Pick out all lines in the listing holding the string "xlabel" and copy them.
** BEGIN Entries supplied **
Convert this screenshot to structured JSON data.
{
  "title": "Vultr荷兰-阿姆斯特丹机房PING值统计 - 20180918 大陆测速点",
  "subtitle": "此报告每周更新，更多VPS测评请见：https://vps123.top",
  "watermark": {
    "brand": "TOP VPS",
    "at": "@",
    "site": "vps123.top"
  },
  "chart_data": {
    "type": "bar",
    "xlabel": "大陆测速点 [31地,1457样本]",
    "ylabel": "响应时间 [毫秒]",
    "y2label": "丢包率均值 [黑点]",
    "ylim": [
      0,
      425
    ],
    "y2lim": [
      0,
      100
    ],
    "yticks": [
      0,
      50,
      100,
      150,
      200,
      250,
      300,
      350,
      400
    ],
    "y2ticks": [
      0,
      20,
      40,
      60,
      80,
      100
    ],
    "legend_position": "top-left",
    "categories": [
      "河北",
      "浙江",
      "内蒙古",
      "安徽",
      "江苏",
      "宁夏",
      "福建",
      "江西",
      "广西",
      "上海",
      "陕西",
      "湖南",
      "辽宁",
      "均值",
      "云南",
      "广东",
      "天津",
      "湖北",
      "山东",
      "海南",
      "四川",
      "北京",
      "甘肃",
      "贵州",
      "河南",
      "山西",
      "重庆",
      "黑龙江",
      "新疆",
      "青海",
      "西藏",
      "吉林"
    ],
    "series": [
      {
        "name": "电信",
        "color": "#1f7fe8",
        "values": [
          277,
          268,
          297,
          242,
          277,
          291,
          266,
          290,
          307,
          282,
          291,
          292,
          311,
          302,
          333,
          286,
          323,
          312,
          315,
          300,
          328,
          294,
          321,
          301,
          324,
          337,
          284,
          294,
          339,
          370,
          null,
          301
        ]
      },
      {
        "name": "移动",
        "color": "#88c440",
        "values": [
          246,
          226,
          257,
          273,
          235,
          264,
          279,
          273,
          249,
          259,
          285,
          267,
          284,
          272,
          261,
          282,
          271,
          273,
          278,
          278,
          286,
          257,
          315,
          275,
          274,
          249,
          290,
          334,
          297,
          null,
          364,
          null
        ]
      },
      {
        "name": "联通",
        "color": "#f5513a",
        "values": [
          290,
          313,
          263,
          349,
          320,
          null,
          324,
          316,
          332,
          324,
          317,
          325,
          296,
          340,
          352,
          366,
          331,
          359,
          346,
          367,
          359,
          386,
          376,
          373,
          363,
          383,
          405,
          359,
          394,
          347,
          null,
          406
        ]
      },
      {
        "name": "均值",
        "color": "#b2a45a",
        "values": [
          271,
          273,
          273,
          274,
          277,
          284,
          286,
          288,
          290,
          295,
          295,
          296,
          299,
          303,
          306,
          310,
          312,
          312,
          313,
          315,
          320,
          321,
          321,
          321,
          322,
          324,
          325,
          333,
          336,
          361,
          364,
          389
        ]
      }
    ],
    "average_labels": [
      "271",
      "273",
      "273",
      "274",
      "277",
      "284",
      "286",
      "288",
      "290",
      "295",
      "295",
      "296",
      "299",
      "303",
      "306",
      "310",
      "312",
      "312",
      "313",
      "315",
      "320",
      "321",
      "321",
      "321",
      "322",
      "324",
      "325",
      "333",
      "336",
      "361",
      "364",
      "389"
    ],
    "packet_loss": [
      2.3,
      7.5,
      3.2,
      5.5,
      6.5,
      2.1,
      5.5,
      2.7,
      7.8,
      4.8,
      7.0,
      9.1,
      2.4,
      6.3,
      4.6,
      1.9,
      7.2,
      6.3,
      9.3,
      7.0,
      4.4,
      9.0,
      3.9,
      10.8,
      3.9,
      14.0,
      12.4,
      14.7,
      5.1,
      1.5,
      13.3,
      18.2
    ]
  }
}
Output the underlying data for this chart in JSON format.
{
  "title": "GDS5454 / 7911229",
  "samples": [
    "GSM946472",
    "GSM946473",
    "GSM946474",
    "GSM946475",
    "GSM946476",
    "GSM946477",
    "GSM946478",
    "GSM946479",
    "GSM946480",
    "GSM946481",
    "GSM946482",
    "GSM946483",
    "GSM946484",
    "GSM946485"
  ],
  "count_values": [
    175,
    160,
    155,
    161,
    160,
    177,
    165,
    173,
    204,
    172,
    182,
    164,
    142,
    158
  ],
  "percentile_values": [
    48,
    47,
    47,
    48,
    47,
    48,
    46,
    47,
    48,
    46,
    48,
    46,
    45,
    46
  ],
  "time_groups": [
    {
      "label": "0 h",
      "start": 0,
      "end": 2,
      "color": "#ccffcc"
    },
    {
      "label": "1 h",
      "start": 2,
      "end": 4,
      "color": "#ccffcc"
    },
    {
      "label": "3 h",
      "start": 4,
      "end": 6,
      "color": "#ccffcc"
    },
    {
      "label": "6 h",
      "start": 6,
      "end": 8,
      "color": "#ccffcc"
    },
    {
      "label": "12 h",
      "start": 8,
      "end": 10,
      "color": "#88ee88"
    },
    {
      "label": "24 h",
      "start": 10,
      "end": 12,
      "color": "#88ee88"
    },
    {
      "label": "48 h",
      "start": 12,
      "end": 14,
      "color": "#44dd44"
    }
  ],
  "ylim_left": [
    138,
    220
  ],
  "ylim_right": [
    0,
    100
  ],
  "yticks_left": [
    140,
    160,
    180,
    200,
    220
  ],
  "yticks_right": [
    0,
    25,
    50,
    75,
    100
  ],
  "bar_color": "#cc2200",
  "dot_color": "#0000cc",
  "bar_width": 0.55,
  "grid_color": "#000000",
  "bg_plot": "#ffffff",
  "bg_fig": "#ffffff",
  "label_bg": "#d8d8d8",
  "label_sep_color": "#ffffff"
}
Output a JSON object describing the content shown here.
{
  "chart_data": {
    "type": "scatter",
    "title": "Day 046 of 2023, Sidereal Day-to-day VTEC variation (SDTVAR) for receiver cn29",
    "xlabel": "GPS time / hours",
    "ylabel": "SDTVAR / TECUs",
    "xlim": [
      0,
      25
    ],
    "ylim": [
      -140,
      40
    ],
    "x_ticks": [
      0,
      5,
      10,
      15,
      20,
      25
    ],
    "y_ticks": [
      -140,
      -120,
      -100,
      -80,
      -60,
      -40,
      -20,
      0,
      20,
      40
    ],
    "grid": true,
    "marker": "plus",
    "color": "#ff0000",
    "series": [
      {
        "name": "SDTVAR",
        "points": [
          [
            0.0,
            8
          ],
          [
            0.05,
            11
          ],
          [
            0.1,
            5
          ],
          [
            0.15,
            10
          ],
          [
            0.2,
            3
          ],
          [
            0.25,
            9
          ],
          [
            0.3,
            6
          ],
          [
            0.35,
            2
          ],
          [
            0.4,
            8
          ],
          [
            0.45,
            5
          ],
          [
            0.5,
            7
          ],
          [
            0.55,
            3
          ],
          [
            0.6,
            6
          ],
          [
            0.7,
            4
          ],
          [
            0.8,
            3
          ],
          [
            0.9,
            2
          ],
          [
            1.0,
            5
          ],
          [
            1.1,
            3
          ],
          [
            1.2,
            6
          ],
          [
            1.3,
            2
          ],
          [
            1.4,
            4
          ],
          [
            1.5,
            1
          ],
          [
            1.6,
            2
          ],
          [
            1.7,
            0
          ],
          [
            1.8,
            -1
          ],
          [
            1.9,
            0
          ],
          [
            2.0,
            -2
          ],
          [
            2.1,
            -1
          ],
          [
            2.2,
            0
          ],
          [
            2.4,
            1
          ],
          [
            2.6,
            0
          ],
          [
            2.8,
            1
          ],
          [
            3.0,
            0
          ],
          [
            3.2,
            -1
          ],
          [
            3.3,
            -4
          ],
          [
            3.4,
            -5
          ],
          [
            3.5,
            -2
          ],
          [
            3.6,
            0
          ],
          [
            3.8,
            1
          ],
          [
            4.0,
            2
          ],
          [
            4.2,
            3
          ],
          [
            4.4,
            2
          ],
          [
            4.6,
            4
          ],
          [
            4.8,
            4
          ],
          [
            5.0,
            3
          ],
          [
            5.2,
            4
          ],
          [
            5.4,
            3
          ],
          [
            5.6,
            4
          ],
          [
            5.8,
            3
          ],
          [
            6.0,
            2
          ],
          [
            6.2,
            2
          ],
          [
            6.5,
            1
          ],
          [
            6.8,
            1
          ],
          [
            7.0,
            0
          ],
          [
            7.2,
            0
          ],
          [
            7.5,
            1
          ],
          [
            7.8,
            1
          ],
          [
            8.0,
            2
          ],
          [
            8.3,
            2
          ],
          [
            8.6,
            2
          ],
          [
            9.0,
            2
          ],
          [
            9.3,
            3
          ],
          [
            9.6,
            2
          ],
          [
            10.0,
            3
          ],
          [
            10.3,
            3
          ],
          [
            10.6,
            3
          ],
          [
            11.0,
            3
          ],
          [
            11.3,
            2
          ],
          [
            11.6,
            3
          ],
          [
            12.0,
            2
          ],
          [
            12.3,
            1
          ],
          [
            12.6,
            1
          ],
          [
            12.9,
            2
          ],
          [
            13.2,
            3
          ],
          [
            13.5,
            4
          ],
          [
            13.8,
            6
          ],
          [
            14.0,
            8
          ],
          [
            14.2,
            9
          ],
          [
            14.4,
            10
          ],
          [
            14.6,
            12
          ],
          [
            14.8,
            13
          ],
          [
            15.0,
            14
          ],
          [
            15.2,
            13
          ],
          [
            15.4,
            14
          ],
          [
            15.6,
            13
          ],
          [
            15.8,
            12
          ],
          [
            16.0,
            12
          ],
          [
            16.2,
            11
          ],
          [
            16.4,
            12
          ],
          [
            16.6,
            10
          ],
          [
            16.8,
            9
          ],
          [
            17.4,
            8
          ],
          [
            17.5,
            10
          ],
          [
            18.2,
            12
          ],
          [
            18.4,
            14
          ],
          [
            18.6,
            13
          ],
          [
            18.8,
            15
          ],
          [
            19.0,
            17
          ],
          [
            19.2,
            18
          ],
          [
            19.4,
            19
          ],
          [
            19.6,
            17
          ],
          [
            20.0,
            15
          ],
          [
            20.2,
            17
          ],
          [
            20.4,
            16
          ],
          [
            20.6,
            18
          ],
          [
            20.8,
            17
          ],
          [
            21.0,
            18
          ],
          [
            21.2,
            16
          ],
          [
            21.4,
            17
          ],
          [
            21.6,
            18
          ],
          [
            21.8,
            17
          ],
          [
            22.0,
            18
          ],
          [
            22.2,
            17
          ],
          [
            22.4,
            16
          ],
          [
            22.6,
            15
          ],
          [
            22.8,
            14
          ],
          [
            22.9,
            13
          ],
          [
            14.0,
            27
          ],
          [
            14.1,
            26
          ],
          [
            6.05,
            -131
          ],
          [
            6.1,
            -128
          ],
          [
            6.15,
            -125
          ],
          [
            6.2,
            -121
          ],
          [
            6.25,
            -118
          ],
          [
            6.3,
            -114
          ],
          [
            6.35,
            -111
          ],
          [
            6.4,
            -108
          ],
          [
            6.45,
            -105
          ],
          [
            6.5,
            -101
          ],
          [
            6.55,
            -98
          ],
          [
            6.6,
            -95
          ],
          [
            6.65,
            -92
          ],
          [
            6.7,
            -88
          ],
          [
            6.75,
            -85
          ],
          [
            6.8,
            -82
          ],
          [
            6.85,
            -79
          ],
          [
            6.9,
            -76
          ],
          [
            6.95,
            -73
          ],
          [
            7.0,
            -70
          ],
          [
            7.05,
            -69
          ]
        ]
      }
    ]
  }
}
** END Entries supplied **
▶ _Written answer_:
    "xlabel": "大陆测速点 [31地,1457样本]",
    "xlabel": "GPS time / hours",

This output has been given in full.